_What is asked_
Every line of the material is to be quoted verbatim, minus the pictures.

_Supplied material_
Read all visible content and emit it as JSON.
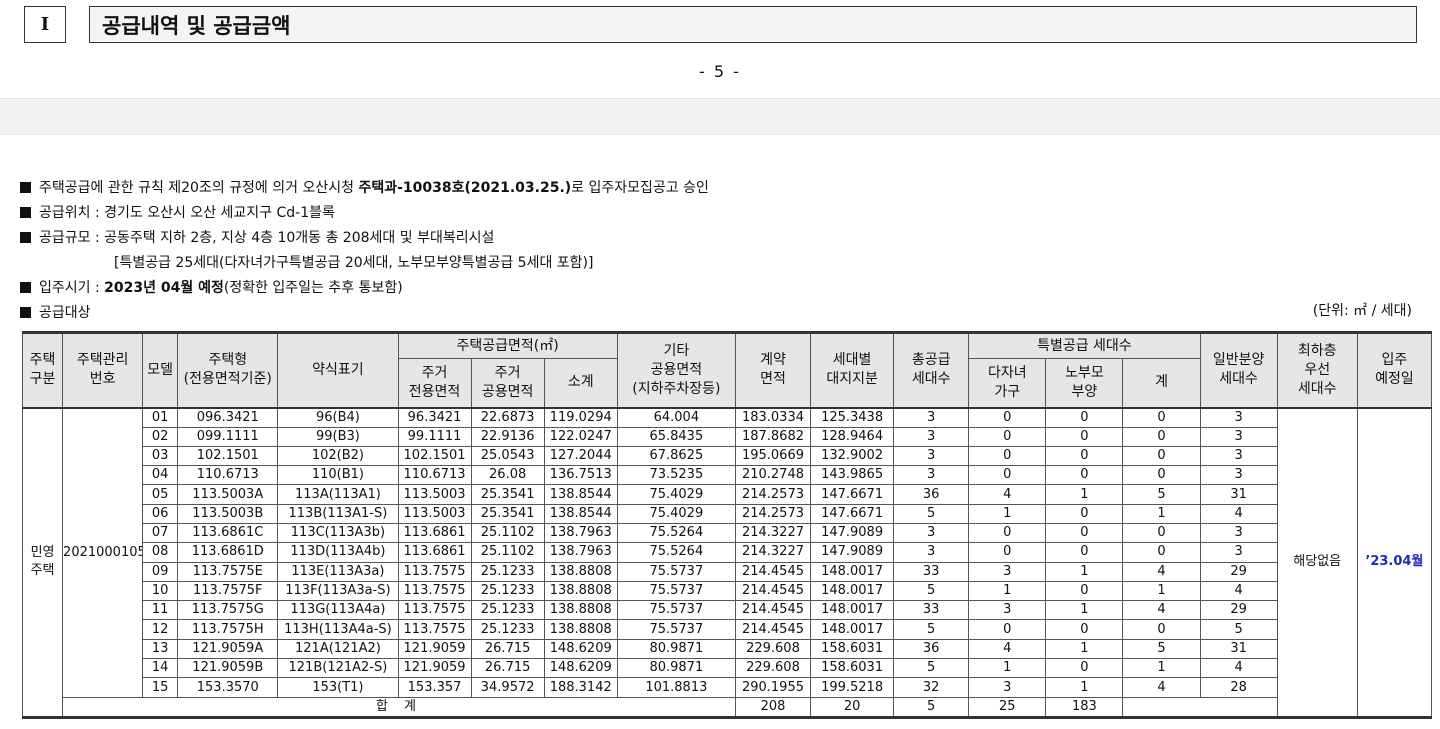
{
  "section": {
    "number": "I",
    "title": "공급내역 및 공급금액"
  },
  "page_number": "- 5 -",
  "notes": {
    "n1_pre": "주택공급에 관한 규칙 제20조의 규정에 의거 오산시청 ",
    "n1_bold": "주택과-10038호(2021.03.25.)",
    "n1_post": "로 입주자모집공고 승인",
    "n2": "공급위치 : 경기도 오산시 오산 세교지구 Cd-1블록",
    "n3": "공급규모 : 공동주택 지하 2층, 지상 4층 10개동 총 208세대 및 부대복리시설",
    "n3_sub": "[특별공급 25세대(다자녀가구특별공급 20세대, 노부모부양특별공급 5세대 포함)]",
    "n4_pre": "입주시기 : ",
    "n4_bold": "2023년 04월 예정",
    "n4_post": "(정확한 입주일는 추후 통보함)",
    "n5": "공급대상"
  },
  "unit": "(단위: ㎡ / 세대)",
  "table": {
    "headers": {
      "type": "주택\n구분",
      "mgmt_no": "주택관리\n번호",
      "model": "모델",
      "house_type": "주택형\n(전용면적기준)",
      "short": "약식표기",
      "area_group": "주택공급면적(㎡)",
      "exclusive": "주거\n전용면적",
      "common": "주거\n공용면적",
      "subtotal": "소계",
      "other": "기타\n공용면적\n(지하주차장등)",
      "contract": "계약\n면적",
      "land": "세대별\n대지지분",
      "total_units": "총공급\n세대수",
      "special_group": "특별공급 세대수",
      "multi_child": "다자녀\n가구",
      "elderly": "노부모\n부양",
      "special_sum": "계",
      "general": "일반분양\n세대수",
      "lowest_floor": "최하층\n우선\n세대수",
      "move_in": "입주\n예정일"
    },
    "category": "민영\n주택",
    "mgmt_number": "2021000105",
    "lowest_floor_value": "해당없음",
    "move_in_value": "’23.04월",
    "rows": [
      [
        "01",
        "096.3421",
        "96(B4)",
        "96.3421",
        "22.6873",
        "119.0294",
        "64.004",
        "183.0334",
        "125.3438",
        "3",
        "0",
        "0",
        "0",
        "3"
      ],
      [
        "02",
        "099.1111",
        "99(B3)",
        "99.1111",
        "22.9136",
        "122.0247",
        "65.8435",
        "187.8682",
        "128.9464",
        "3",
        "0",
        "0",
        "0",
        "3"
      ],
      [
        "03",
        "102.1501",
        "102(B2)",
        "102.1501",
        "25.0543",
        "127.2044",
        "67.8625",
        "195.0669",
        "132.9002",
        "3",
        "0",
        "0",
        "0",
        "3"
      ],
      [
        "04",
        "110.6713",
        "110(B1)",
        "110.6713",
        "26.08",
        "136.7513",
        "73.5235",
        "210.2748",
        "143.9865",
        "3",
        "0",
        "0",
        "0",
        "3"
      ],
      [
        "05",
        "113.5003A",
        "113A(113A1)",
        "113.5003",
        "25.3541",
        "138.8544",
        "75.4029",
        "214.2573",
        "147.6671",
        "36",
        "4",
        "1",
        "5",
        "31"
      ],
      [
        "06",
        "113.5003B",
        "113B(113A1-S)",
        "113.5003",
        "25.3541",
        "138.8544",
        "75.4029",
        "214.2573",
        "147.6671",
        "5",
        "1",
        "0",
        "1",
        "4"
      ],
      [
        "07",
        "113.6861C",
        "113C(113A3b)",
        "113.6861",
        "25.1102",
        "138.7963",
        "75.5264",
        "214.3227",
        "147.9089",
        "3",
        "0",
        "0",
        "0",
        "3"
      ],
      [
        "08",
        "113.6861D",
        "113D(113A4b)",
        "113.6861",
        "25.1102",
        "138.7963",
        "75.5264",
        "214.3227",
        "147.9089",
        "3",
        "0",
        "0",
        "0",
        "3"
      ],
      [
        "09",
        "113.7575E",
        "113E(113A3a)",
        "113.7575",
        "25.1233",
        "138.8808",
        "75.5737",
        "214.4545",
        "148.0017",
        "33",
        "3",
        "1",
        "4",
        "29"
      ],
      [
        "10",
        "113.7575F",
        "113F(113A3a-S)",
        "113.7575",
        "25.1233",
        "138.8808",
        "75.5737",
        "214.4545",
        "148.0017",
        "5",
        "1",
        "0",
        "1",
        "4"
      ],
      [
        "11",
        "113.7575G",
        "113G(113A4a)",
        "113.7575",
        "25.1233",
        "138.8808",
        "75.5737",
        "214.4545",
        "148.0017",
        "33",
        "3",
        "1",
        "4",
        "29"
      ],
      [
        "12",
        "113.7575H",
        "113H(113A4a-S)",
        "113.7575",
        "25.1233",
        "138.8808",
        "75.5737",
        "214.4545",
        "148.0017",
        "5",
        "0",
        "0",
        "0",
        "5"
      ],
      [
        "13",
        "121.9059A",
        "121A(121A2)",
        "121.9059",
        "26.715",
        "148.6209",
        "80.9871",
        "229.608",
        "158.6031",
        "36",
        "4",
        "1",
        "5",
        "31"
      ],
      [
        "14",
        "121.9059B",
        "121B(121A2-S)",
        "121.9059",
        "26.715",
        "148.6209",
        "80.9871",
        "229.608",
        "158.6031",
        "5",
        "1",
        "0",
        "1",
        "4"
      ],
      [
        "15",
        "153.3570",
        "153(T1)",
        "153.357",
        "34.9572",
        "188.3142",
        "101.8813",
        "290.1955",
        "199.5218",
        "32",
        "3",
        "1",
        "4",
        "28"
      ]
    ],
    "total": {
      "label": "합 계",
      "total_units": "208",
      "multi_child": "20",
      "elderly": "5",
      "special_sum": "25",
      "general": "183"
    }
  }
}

_Output of the exercise_
Read all visible content and emit it as JSON.
{
  "section": {
    "number": "I",
    "title": "공급내역 및 공급금액"
  },
  "page_number": "- 5 -",
  "notes": {
    "n1_pre": "주택공급에 관한 규칙 제20조의 규정에 의거 오산시청 ",
    "n1_bold": "주택과-10038호(2021.03.25.)",
    "n1_post": "로 입주자모집공고 승인",
    "n2": "공급위치 : 경기도 오산시 오산 세교지구 Cd-1블록",
    "n3": "공급규모 : 공동주택 지하 2층, 지상 4층 10개동 총 208세대 및 부대복리시설",
    "n3_sub": "[특별공급 25세대(다자녀가구특별공급 20세대, 노부모부양특별공급 5세대 포함)]",
    "n4_pre": "입주시기 : ",
    "n4_bold": "2023년 04월 예정",
    "n4_post": "(정확한 입주일는 추후 통보함)",
    "n5": "공급대상"
  },
  "unit": "(단위: ㎡ / 세대)",
  "table": {
    "headers": {
      "type": "주택\n구분",
      "mgmt_no": "주택관리\n번호",
      "model": "모델",
      "house_type": "주택형\n(전용면적기준)",
      "short": "약식표기",
      "area_group": "주택공급면적(㎡)",
      "exclusive": "주거\n전용면적",
      "common": "주거\n공용면적",
      "subtotal": "소계",
      "other": "기타\n공용면적\n(지하주차장등)",
      "contract": "계약\n면적",
      "land": "세대별\n대지지분",
      "total_units": "총공급\n세대수",
      "special_group": "특별공급 세대수",
      "multi_child": "다자녀\n가구",
      "elderly": "노부모\n부양",
      "special_sum": "계",
      "general": "일반분양\n세대수",
      "lowest_floor": "최하층\n우선\n세대수",
      "move_in": "입주\n예정일"
    },
    "category": "민영\n주택",
    "mgmt_number": "2021000105",
    "lowest_floor_value": "해당없음",
    "move_in_value": "’23.04월",
    "rows": [
      [
        "01",
        "096.3421",
        "96(B4)",
        "96.3421",
        "22.6873",
        "119.0294",
        "64.004",
        "183.0334",
        "125.3438",
        "3",
        "0",
        "0",
        "0",
        "3"
      ],
      [
        "02",
        "099.1111",
        "99(B3)",
        "99.1111",
        "22.9136",
        "122.0247",
        "65.8435",
        "187.8682",
        "128.9464",
        "3",
        "0",
        "0",
        "0",
        "3"
      ],
      [
        "03",
        "102.1501",
        "102(B2)",
        "102.1501",
        "25.0543",
        "127.2044",
        "67.8625",
        "195.0669",
        "132.9002",
        "3",
        "0",
        "0",
        "0",
        "3"
      ],
      [
        "04",
        "110.6713",
        "110(B1)",
        "110.6713",
        "26.08",
        "136.7513",
        "73.5235",
        "210.2748",
        "143.9865",
        "3",
        "0",
        "0",
        "0",
        "3"
      ],
      [
        "05",
        "113.5003A",
        "113A(113A1)",
        "113.5003",
        "25.3541",
        "138.8544",
        "75.4029",
        "214.2573",
        "147.6671",
        "36",
        "4",
        "1",
        "5",
        "31"
      ],
      [
        "06",
        "113.5003B",
        "113B(113A1-S)",
        "113.5003",
        "25.3541",
        "138.8544",
        "75.4029",
        "214.2573",
        "147.6671",
        "5",
        "1",
        "0",
        "1",
        "4"
      ],
      [
        "07",
        "113.6861C",
        "113C(113A3b)",
        "113.6861",
        "25.1102",
        "138.7963",
        "75.5264",
        "214.3227",
        "147.9089",
        "3",
        "0",
        "0",
        "0",
        "3"
      ],
      [
        "08",
        "113.6861D",
        "113D(113A4b)",
        "113.6861",
        "25.1102",
        "138.7963",
        "75.5264",
        "214.3227",
        "147.9089",
        "3",
        "0",
        "0",
        "0",
        "3"
      ],
      [
        "09",
        "113.7575E",
        "113E(113A3a)",
        "113.7575",
        "25.1233",
        "138.8808",
        "75.5737",
        "214.4545",
        "148.0017",
        "33",
        "3",
        "1",
        "4",
        "29"
      ],
      [
        "10",
        "113.7575F",
        "113F(113A3a-S)",
        "113.7575",
        "25.1233",
        "138.8808",
        "75.5737",
        "214.4545",
        "148.0017",
        "5",
        "1",
        "0",
        "1",
        "4"
      ],
      [
        "11",
        "113.7575G",
        "113G(113A4a)",
        "113.7575",
        "25.1233",
        "138.8808",
        "75.5737",
        "214.4545",
        "148.0017",
        "33",
        "3",
        "1",
        "4",
        "29"
      ],
      [
        "12",
        "113.7575H",
        "113H(113A4a-S)",
        "113.7575",
        "25.1233",
        "138.8808",
        "75.5737",
        "214.4545",
        "148.0017",
        "5",
        "0",
        "0",
        "0",
        "5"
      ],
      [
        "13",
        "121.9059A",
        "121A(121A2)",
        "121.9059",
        "26.715",
        "148.6209",
        "80.9871",
        "229.608",
        "158.6031",
        "36",
        "4",
        "1",
        "5",
        "31"
      ],
      [
        "14",
        "121.9059B",
        "121B(121A2-S)",
        "121.9059",
        "26.715",
        "148.6209",
        "80.9871",
        "229.608",
        "158.6031",
        "5",
        "1",
        "0",
        "1",
        "4"
      ],
      [
        "15",
        "153.3570",
        "153(T1)",
        "153.357",
        "34.9572",
        "188.3142",
        "101.8813",
        "290.1955",
        "199.5218",
        "32",
        "3",
        "1",
        "4",
        "28"
      ]
    ],
    "total": {
      "label": "합 계",
      "total_units": "208",
      "multi_child": "20",
      "elderly": "5",
      "special_sum": "25",
      "general": "183"
    }
  }
}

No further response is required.